§ **What to do**: How many lines in the entries below contain the string "rapid"? Reply with the number alone.

§ **Element position data**:
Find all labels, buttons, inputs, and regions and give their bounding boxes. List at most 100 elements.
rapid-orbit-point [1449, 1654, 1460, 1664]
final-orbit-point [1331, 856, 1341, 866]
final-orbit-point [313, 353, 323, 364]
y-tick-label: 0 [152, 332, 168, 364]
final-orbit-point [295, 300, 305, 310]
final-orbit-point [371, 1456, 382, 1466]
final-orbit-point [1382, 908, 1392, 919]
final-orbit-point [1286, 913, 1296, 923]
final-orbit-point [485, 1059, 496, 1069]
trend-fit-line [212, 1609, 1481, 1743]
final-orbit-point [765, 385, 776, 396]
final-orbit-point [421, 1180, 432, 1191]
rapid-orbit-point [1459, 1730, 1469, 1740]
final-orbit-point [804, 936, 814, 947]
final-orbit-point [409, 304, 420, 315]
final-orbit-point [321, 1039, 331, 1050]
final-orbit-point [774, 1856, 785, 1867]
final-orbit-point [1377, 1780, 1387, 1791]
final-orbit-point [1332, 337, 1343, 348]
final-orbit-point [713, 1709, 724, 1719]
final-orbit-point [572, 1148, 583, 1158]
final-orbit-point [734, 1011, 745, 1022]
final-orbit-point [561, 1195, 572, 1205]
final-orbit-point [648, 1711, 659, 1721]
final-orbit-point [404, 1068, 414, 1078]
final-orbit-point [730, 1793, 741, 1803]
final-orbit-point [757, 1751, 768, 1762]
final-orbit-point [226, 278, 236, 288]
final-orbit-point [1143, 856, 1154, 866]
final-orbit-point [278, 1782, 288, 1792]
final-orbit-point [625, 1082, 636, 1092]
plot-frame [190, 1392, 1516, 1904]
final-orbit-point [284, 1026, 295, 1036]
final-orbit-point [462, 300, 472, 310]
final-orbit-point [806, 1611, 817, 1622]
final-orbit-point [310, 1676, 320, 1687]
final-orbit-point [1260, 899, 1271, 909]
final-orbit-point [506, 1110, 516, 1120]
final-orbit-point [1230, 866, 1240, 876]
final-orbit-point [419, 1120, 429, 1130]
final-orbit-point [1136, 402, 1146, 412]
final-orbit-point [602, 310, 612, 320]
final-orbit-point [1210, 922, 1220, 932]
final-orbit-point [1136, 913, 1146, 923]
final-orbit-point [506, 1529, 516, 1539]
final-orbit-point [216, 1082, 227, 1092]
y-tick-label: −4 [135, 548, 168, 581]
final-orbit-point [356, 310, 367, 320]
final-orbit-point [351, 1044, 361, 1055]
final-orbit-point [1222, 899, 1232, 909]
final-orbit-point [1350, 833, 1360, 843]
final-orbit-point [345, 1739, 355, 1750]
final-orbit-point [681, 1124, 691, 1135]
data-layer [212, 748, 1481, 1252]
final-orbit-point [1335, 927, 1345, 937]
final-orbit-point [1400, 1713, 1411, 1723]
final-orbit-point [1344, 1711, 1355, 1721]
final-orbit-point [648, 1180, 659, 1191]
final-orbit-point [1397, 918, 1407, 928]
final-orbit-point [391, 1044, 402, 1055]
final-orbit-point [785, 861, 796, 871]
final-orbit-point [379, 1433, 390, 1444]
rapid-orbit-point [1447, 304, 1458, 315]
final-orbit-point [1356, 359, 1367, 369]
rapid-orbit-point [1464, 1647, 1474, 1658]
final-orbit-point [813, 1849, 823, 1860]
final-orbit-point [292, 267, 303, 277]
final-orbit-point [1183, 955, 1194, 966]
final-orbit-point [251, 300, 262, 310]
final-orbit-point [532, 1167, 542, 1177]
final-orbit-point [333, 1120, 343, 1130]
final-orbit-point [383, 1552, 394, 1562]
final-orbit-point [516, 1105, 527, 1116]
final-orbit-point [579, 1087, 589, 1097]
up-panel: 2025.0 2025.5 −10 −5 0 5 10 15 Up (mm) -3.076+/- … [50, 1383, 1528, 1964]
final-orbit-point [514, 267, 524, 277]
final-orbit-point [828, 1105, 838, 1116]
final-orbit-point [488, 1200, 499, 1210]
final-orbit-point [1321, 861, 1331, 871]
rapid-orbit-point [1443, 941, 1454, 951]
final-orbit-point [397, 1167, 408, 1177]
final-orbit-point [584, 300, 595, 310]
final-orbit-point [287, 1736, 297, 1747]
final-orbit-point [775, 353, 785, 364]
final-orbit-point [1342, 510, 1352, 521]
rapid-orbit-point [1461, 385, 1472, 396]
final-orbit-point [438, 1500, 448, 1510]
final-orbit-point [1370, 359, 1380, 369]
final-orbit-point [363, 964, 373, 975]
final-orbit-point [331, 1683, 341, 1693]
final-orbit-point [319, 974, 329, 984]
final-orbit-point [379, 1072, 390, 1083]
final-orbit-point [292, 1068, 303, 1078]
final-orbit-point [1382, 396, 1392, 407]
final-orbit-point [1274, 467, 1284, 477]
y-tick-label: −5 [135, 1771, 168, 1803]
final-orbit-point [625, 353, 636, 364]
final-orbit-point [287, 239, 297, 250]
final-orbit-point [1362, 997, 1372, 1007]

§ **Completed task**: 6